(Dataset items)
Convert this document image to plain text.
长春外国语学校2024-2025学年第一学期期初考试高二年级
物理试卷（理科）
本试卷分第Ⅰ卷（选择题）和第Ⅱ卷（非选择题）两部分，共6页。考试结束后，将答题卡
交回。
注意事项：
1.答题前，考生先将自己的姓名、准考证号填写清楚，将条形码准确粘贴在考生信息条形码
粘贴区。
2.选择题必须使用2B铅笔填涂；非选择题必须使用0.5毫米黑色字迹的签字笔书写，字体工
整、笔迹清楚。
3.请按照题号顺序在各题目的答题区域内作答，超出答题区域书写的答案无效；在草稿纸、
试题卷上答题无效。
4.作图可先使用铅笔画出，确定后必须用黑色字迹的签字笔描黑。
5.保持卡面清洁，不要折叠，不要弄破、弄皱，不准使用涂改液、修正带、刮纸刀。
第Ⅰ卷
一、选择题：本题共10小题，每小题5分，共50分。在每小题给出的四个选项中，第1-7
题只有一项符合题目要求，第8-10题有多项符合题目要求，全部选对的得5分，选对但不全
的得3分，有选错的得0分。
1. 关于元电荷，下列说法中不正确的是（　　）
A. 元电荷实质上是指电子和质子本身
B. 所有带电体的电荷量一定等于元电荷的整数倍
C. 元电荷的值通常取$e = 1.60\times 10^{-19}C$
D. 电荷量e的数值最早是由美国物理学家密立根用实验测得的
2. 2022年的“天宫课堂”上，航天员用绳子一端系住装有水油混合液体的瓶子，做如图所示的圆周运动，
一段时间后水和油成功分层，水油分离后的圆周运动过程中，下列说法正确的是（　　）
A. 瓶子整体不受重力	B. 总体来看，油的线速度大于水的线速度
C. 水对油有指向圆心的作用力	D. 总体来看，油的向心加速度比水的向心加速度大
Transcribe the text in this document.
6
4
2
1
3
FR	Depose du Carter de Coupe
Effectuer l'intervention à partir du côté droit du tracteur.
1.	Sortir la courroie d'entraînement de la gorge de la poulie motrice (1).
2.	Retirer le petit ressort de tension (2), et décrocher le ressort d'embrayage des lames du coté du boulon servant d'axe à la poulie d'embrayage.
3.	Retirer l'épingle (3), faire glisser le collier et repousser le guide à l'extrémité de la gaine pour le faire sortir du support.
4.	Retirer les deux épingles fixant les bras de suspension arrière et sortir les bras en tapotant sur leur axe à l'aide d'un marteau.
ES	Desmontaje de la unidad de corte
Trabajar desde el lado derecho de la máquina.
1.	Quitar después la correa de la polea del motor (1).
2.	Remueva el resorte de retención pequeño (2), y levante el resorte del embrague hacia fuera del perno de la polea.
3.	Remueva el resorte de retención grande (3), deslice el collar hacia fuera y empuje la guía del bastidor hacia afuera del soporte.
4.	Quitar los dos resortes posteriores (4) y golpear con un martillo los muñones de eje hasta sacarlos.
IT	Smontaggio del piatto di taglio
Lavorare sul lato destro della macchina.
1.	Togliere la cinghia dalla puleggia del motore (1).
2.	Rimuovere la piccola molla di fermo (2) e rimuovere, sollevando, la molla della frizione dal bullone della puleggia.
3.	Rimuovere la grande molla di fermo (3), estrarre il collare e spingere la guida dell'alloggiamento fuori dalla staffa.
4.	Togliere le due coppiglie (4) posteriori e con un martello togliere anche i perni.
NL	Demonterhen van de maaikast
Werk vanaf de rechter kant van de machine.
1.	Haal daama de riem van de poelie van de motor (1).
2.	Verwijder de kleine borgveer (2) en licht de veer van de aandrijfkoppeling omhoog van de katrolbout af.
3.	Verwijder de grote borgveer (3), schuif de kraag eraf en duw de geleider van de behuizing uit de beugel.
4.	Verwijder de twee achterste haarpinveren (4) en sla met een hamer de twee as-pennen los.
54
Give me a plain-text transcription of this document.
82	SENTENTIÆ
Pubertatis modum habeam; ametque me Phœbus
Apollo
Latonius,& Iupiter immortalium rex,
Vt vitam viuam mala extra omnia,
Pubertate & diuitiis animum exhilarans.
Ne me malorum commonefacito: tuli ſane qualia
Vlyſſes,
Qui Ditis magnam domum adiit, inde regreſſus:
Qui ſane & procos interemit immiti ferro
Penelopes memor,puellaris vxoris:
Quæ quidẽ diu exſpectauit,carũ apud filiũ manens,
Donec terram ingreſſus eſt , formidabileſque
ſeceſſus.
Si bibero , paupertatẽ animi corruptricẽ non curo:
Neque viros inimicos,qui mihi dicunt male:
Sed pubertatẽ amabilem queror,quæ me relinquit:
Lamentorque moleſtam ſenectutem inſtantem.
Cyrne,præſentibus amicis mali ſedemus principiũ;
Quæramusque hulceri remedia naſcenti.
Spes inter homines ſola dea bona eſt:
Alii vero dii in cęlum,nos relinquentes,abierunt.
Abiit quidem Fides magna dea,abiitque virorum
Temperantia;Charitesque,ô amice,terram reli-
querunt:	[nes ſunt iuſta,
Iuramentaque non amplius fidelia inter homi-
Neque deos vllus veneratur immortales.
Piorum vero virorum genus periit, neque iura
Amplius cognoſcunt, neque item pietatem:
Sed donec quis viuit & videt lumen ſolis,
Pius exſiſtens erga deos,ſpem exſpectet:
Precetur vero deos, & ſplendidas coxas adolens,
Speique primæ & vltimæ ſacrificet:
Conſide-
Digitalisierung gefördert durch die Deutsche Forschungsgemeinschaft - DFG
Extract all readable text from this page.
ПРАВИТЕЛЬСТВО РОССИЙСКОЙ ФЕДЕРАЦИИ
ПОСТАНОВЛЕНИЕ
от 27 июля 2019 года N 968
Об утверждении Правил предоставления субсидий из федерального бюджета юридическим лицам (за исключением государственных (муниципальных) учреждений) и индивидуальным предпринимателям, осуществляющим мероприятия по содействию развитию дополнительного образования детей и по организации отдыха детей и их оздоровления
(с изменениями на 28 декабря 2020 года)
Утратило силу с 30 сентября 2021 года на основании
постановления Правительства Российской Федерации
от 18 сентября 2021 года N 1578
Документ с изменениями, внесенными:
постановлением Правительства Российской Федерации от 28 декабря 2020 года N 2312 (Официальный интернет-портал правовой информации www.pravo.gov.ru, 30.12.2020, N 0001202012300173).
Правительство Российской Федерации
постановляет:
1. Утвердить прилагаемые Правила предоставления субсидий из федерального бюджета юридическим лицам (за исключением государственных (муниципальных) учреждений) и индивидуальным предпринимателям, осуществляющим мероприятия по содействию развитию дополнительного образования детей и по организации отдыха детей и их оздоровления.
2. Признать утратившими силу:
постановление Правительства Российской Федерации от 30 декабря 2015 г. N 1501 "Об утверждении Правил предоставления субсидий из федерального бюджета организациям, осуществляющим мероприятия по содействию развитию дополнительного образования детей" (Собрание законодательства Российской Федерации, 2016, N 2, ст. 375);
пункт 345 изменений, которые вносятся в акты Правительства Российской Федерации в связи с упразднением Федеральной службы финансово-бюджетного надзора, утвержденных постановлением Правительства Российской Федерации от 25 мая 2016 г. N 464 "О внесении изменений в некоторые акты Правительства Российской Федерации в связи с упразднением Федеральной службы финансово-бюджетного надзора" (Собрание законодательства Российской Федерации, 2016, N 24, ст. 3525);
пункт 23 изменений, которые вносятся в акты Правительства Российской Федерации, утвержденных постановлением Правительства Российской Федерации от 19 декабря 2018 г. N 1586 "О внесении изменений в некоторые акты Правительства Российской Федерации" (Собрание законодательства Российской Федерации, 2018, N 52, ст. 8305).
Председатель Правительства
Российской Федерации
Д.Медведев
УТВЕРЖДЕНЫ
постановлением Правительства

Task prompt: Copy out the full material exactly as it appears.

Solution for this task:
Convert this document image to plain text.
长春外国语学校2024-2025学年第一学期期初考试高二年级
物理试卷（理科）
本试卷分第Ⅰ卷（选择题）和第Ⅱ卷（非选择题）两部分，共6页。考试结束后，将答题卡
交回。
注意事项：
1.答题前，考生先将自己的姓名、准考证号填写清楚，将条形码准确粘贴在考生信息条形码
粘贴区。
2.选择题必须使用2B铅笔填涂；非选择题必须使用0.5毫米黑色字迹的签字笔书写，字体工
整、笔迹清楚。
3.请按照题号顺序在各题目的答题区域内作答，超出答题区域书写的答案无效；在草稿纸、
试题卷上答题无效。
4.作图可先使用铅笔画出，确定后必须用黑色字迹的签字笔描黑。
5.保持卡面清洁，不要折叠，不要弄破、弄皱，不准使用涂改液、修正带、刮纸刀。
第Ⅰ卷
一、选择题：本题共10小题，每小题5分，共50分。在每小题给出的四个选项中，第1-7
题只有一项符合题目要求，第8-10题有多项符合题目要求，全部选对的得5分，选对但不全
的得3分，有选错的得0分。
1. 关于元电荷，下列说法中不正确的是（　　）
A. 元电荷实质上是指电子和质子本身
B. 所有带电体的电荷量一定等于元电荷的整数倍
C. 元电荷的值通常取$e = 1.60\times 10^{-19}C$
D. 电荷量e的数值最早是由美国物理学家密立根用实验测得的
2. 2022年的“天宫课堂”上，航天员用绳子一端系住装有水油混合液体的瓶子，做如图所示的圆周运动，
一段时间后水和油成功分层，水油分离后的圆周运动过程中，下列说法正确的是（　　）
A. 瓶子整体不受重力	B. 总体来看，油的线速度大于水的线速度
C. 水对油有指向圆心的作用力	D. 总体来看，油的向心加速度比水的向心加速度大
Transcribe the text in this document.
6
4
2
1
3
FR	Depose du Carter de Coupe
Effectuer l'intervention à partir du côté droit du tracteur.
1.	Sortir la courroie d'entraînement de la gorge de la poulie motrice (1).
2.	Retirer le petit ressort de tension (2), et décrocher le ressort d'embrayage des lames du coté du boulon servant d'axe à la poulie d'embrayage.
3.	Retirer l'épingle (3), faire glisser le collier et repousser le guide à l'extrémité de la gaine pour le faire sortir du support.
4.	Retirer les deux épingles fixant les bras de suspension arrière et sortir les bras en tapotant sur leur axe à l'aide d'un marteau.
ES	Desmontaje de la unidad de corte
Trabajar desde el lado derecho de la máquina.
1.	Quitar después la correa de la polea del motor (1).
2.	Remueva el resorte de retención pequeño (2), y levante el resorte del embrague hacia fuera del perno de la polea.
3.	Remueva el resorte de retención grande (3), deslice el collar hacia fuera y empuje la guía del bastidor hacia afuera del soporte.
4.	Quitar los dos resortes posteriores (4) y golpear con un martillo los muñones de eje hasta sacarlos.
IT	Smontaggio del piatto di taglio
Lavorare sul lato destro della macchina.
1.	Togliere la cinghia dalla puleggia del motore (1).
2.	Rimuovere la piccola molla di fermo (2) e rimuovere, sollevando, la molla della frizione dal bullone della puleggia.
3.	Rimuovere la grande molla di fermo (3), estrarre il collare e spingere la guida dell'alloggiamento fuori dalla staffa.
4.	Togliere le due coppiglie (4) posteriori e con un martello togliere anche i perni.
NL	Demonterhen van de maaikast
Werk vanaf de rechter kant van de machine.
1.	Haal daama de riem van de poelie van de motor (1).
2.	Verwijder de kleine borgveer (2) en licht de veer van de aandrijfkoppeling omhoog van de katrolbout af.
3.	Verwijder de grote borgveer (3), schuif de kraag eraf en duw de geleider van de behuizing uit de beugel.
4.	Verwijder de twee achterste haarpinveren (4) en sla met een hamer de twee as-pennen los.
54
Give me a plain-text transcription of this document.
82	SENTENTIÆ
Pubertatis modum habeam; ametque me Phœbus
Apollo
Latonius,& Iupiter immortalium rex,
Vt vitam viuam mala extra omnia,
Pubertate & diuitiis animum exhilarans.
Ne me malorum commonefacito: tuli ſane qualia
Vlyſſes,
Qui Ditis magnam domum adiit, inde regreſſus:
Qui ſane & procos interemit immiti ferro
Penelopes memor,puellaris vxoris:
Quæ quidẽ diu exſpectauit,carũ apud filiũ manens,
Donec terram ingreſſus eſt , formidabileſque
ſeceſſus.
Si bibero , paupertatẽ animi corruptricẽ non curo:
Neque viros inimicos,qui mihi dicunt male:
Sed pubertatẽ amabilem queror,quæ me relinquit:
Lamentorque moleſtam ſenectutem inſtantem.
Cyrne,præſentibus amicis mali ſedemus principiũ;
Quæramusque hulceri remedia naſcenti.
Spes inter homines ſola dea bona eſt:
Alii vero dii in cęlum,nos relinquentes,abierunt.
Abiit quidem Fides magna dea,abiitque virorum
Temperantia;Charitesque,ô amice,terram reli-
querunt:	[nes ſunt iuſta,
Iuramentaque non amplius fidelia inter homi-
Neque deos vllus veneratur immortales.
Piorum vero virorum genus periit, neque iura
Amplius cognoſcunt, neque item pietatem:
Sed donec quis viuit & videt lumen ſolis,
Pius exſiſtens erga deos,ſpem exſpectet:
Precetur vero deos, & ſplendidas coxas adolens,
Speique primæ & vltimæ ſacrificet:
Conſide-
Digitalisierung gefördert durch die Deutsche Forschungsgemeinschaft - DFG
Extract all readable text from this page.
ПРАВИТЕЛЬСТВО РОССИЙСКОЙ ФЕДЕРАЦИИ
ПОСТАНОВЛЕНИЕ
от 27 июля 2019 года N 968
Об утверждении Правил предоставления субсидий из федерального бюджета юридическим лицам (за исключением государственных (муниципальных) учреждений) и индивидуальным предпринимателям, осуществляющим мероприятия по содействию развитию дополнительного образования детей и по организации отдыха детей и их оздоровления
(с изменениями на 28 декабря 2020 года)
Утратило силу с 30 сентября 2021 года на основании
постановления Правительства Российской Федерации
от 18 сентября 2021 года N 1578
Документ с изменениями, внесенными:
постановлением Правительства Российской Федерации от 28 декабря 2020 года N 2312 (Официальный интернет-портал правовой информации www.pravo.gov.ru, 30.12.2020, N 0001202012300173).
Правительство Российской Федерации
постановляет:
1. Утвердить прилагаемые Правила предоставления субсидий из федерального бюджета юридическим лицам (за исключением государственных (муниципальных) учреждений) и индивидуальным предпринимателям, осуществляющим мероприятия по содействию развитию дополнительного образования детей и по организации отдыха детей и их оздоровления.
2. Признать утратившими силу:
постановление Правительства Российской Федерации от 30 декабря 2015 г. N 1501 "Об утверждении Правил предоставления субсидий из федерального бюджета организациям, осуществляющим мероприятия по содействию развитию дополнительного образования детей" (Собрание законодательства Российской Федерации, 2016, N 2, ст. 375);
пункт 345 изменений, которые вносятся в акты Правительства Российской Федерации в связи с упразднением Федеральной службы финансово-бюджетного надзора, утвержденных постановлением Правительства Российской Федерации от 25 мая 2016 г. N 464 "О внесении изменений в некоторые акты Правительства Российской Федерации в связи с упразднением Федеральной службы финансово-бюджетного надзора" (Собрание законодательства Российской Федерации, 2016, N 24, ст. 3525);
пункт 23 изменений, которые вносятся в акты Правительства Российской Федерации, утвержденных постановлением Правительства Российской Федерации от 19 декабря 2018 г. N 1586 "О внесении изменений в некоторые акты Правительства Российской Федерации" (Собрание законодательства Российской Федерации, 2018, N 52, ст. 8305).
Председатель Правительства
Российской Федерации
Д.Медведев
УТВЕРЖДЕНЫ
постановлением Правительства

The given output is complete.